GIVEN PASSAGE –
**********

Pyschic Detective Yakumo is a show that should be a lot better than it actually is. I really enjoy watching this show but know that if asked I wouldn’t recommend it as a must watch. It’s the odd curiosity piece that you recommend to someone who claims they’ve seen it all and you know they have a thing for psychic detectives.

However much like Kiznaiver and several other anime that have had pretty cool premises and established plots I am curious about, Yakumo never really capitalises on its strengths and the lacklustre conclusion does little to really leave you feeling all that keen on jumping back into a rewatch.

Psychic Detective Yakumo - follow the little ghost girl.

So let’s start with the concept.

It’s fantastic. Yakumo sees the spirits of the dead and they aren’t monsters or overly chatty, sarcastic guys reeling off one-liners for comedic effect.  They aren’t, for the most part, particularly concerned with the living at all and a lot of their interactions are incidental or are acts of convenience (living people in wrong place at wrong time).

And Yakumo, while he can see these ghosts and talk with them, isn’t particularly keen to do so (due to a general apathy about life in general) and he isn’t a ghost buster or super-powered human. He can see ghosts but unless they choose to move on, there isn’t a whole lot he can do about them.

The way the show treats life, death, and the spirits of the dead is generally very respectful and it is all constructed in a very matter-of-fact manner. It isn’t trying to sensationalize the hauntings and it doesn’t try to tug your heart-strings for the sake of a cheap emotional rise.

While there is a clear message in the show about the value of life and living, death is not seen as the ultimate tragedy either. Characters confront death (both natural and unnatural) almost every episode and it seldom feels cheap.

As a character, Yakumo is interesting. Yeah, he has the typical tragic childhood and absent parents of anime protagonists everywhere and he has the lazy and disconnected attitude toward things that is becoming more and more common amongst anime protagonists (social disconnect is becoming a much bigger issue after all), but he feels like a real character in the way he slowly responds to Haruka and the Gotou and the other characters who try to draw him out of his shell.

Psychic Detective Yakumo - Yakumo's eye

Haruka, doesn’t fare so well, as she seems entirely in the story for plot convenience, which is a shame given so much of the story is filtered through Haruka’s perception and at times she shows some genuine spunk as a character.

However, all to often someone needs to act as a catalyst for Yakumo to change and to drag him out of his room. When she isn’t serving that role, she is the dumb assistant asking questions so the audience can have explanations, and she also plays the obligatory innocent bystander and victim at times.

That isn’t to say she doesn’t have some good moments, but her character is inconsistent and her motivation for continuing to interact with Yakumo is never all that clear.

**********

SOURCE DATA –
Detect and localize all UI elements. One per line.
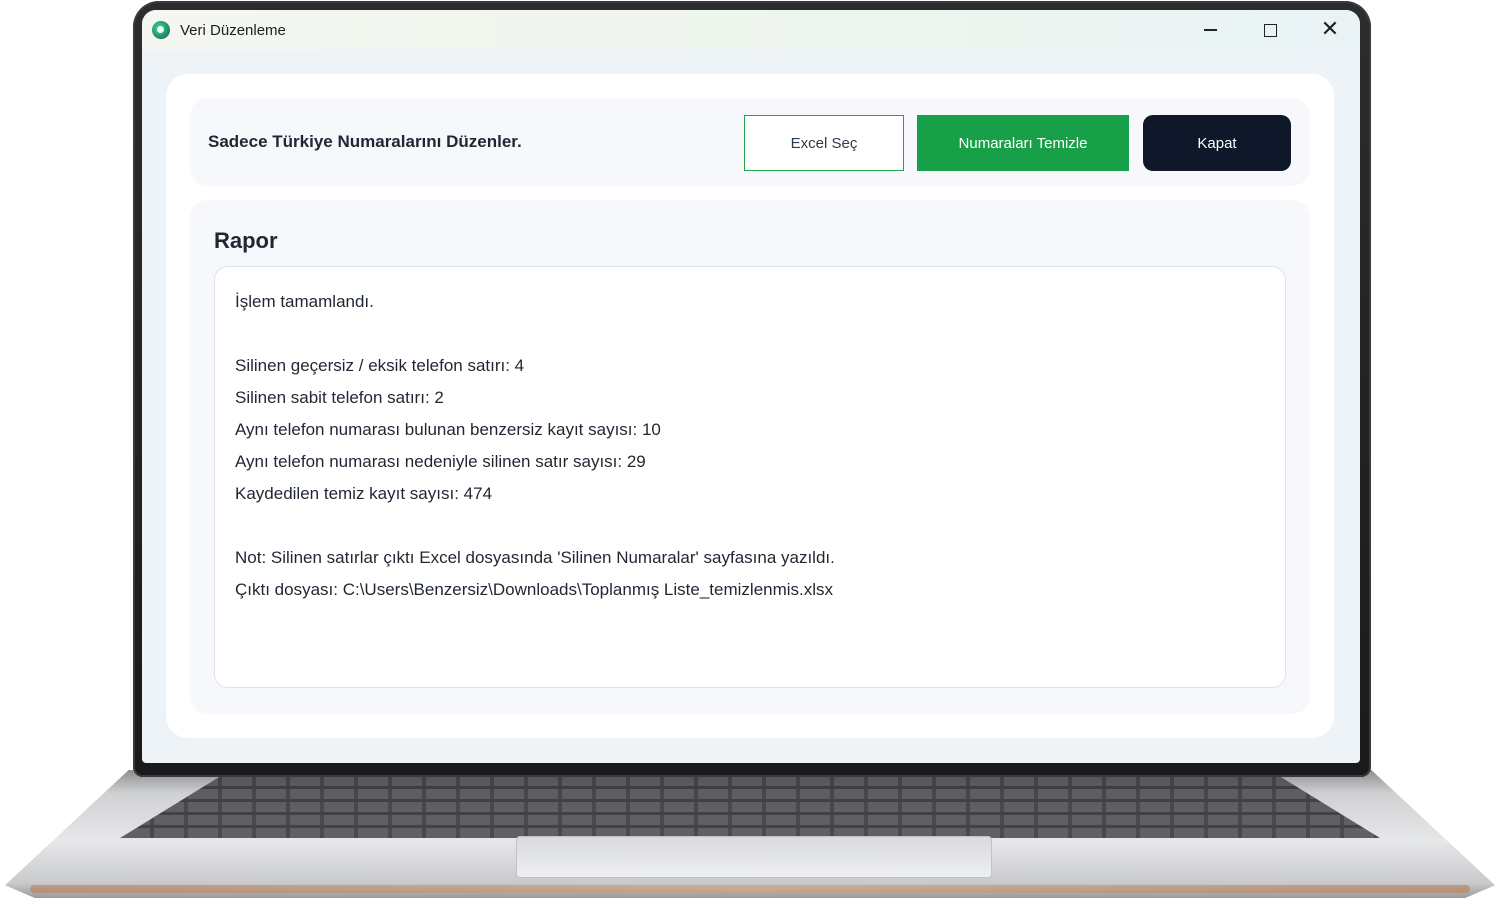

**********

EXERCISE SET –
[1] Rewrite the part of the Yakumo review starting at "However much like" and ending at "at wrong time).", swapping "lacklustre" for "underwhelming".
[2] Pick up the Yakumo review right after its final sentence and carry it on.

THE ANSWERS –
[1]
However much like Kiznaiver and several other anime that have had pretty cool premises and established plots I am curious about, Yakumo never really capitalises on its strengths and the underwhelming conclusion does little to really leave you feeling all that keen on jumping back into a rewatch.

Psychic Detective Yakumo - follow the little ghost girl.

So let’s start with the concept.

It’s fantastic. Yakumo sees the spirits of the dead and they aren’t monsters or overly chatty, sarcastic guys reeling off one-liners for comedic effect.  They aren’t, for the most part, particularly concerned with the living at all and a lot of their interactions are incidental or are acts of convenience (living people in wrong place at wrong time).

[2]
Psychic Detective Yakumo saves Haruka

Gotou, as the police detective with marital problems, is interesting as is Yakumo’s uncle, Isshin. These two kind of substitute father figures play different roles and represent different ideals in Yaumo’s life. I found this a nice touch as at least it gave Yakumo a lot of ground in between to find his own path, and the glaring flaws of both of these characters meant they didn’t feel like they existed only to be that mentor figure.

The villains of the piece, Nanase and Yakumo’s father, are menacing and have interesting stories, though their actual plot and goal seems a little too doomed to failure to have ever been considered all that much of a threat. Still, they work well in the background for most of the series and certainly step up their activities at the necessary time to lead to a climax and resolution. Though someone needs to take that taser away from Nanase.


Also, the actual final confrontation was somewhat less than thrilling with the mystery behind these two figures being much more engaging than the actual answers. Oh well.

Psychic Detecive Yakumo - Nanase is going to zap the detective.

So, with an interesting concept and some quite solid characters, why isn’t the show as good as it sounds like it could be? Three main problems:

Firstly pacing: Individual episodes of this series tend to focus on their own story, until the midway point where it becomes a little more serialised, but some of these episodes drag, or rather inconsequential parts seem far too long whereas the resolution or conflict is rushed over.

Also, we don’t really get enough time with any of the characters. They are solid enough and we learn enough about them to know who they are but we don’t spend long enough with any of them to really connect the way we need to for the final few episodes to have the appropriate impact.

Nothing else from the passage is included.